Your instructions: Your copy of the material must match it exactly, except that pictures are dropped.
━━ Source material ━━
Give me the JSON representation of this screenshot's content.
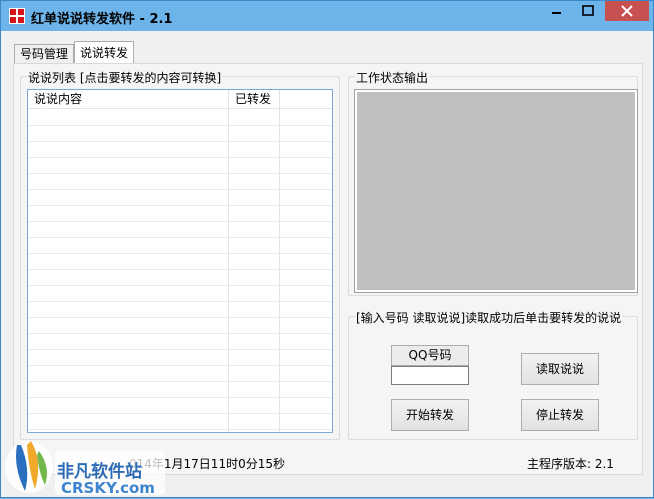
{
  "window": {
    "title": "红单说说转发软件 - 2.1",
    "minimize_icon": "minimize-icon",
    "maximize_icon": "maximize-icon",
    "close_icon": "close-icon"
  },
  "tabs": [
    {
      "label": "号码管理",
      "active": false
    },
    {
      "label": "说说转发",
      "active": true
    }
  ],
  "list_group": {
    "label": "说说列表 [点击要转发的内容可转换]",
    "columns": [
      "说说内容",
      "已转发",
      ""
    ],
    "rows": []
  },
  "output_group": {
    "label": "工作状态输出"
  },
  "action_group": {
    "label": "[输入号码 读取说说]读取成功后单击要转发的说说",
    "qq_label": "QQ号码",
    "qq_value": "",
    "read_button": "读取说说",
    "start_button": "开始转发",
    "stop_button": "停止转发"
  },
  "status": {
    "left_text": "014年1月17日11时0分15秒",
    "right_text": "主程序版本: 2.1"
  },
  "watermark": {
    "line1": "非凡软件站",
    "line2": "CRSKY.com"
  },
  "colors": {
    "titlebar": "#6cb4ea",
    "close_button": "#c75050",
    "output_bg": "#c0c0c0"
  }
}
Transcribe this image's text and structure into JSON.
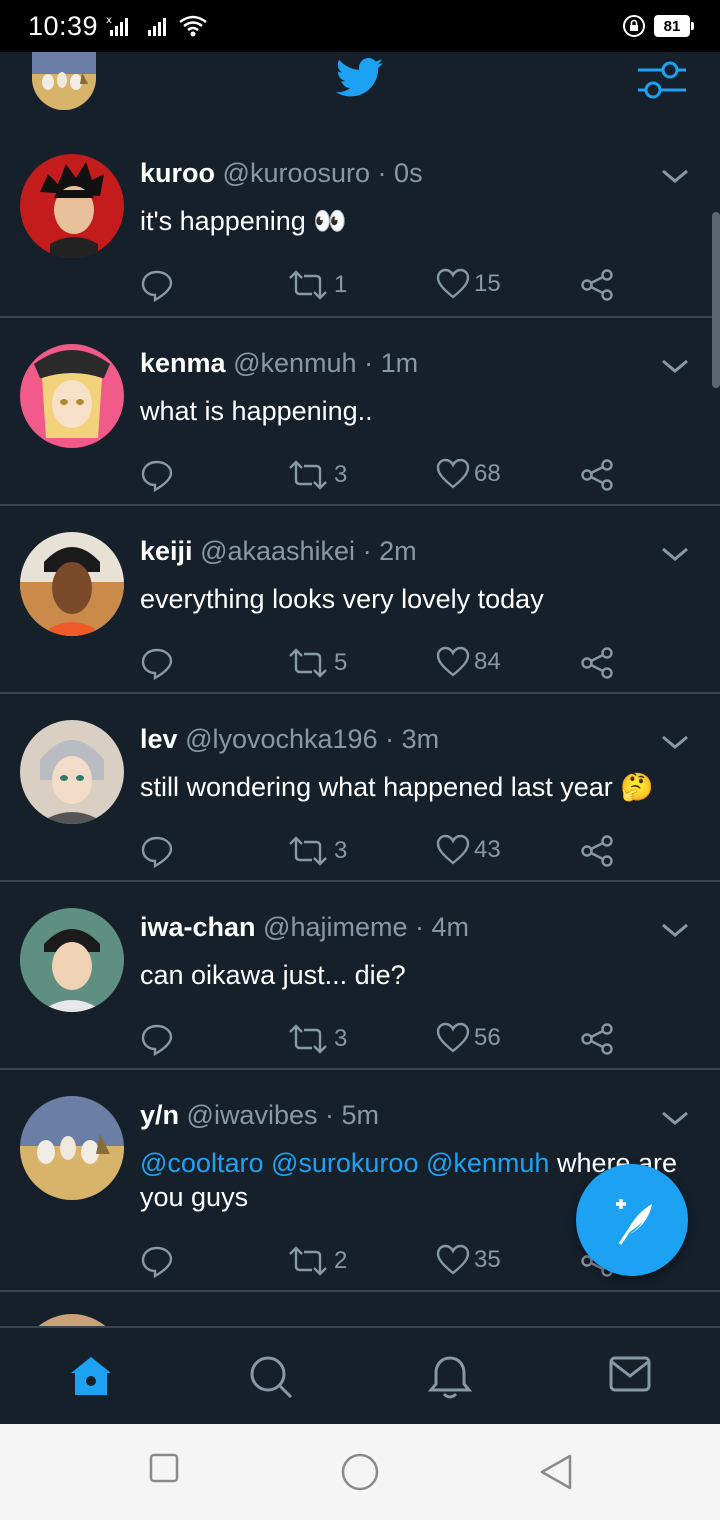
━━━
Exercise output:
Give me the JSON representation of this screenshot's content.
{
  "window": {
    "title": "红单说说转发软件 - 2.1",
    "minimize_icon": "minimize-icon",
    "maximize_icon": "maximize-icon",
    "close_icon": "close-icon"
  },
  "tabs": [
    {
      "label": "号码管理",
      "active": false
    },
    {
      "label": "说说转发",
      "active": true
    }
  ],
  "list_group": {
    "label": "说说列表 [点击要转发的内容可转换]",
    "columns": [
      "说说内容",
      "已转发",
      ""
    ],
    "rows": []
  },
  "output_group": {
    "label": "工作状态输出"
  },
  "action_group": {
    "label": "[输入号码 读取说说]读取成功后单击要转发的说说",
    "qq_label": "QQ号码",
    "qq_value": "",
    "read_button": "读取说说",
    "start_button": "开始转发",
    "stop_button": "停止转发"
  },
  "status": {
    "left_text": "014年1月17日11时0分15秒",
    "right_text": "主程序版本: 2.1"
  },
  "watermark": {
    "line1": "非凡软件站",
    "line2": "CRSKY.com"
  },
  "colors": {
    "titlebar": "#6cb4ea",
    "close_button": "#c75050",
    "output_bg": "#c0c0c0"
  }
}
Transcribe this image's text and structure into JSON.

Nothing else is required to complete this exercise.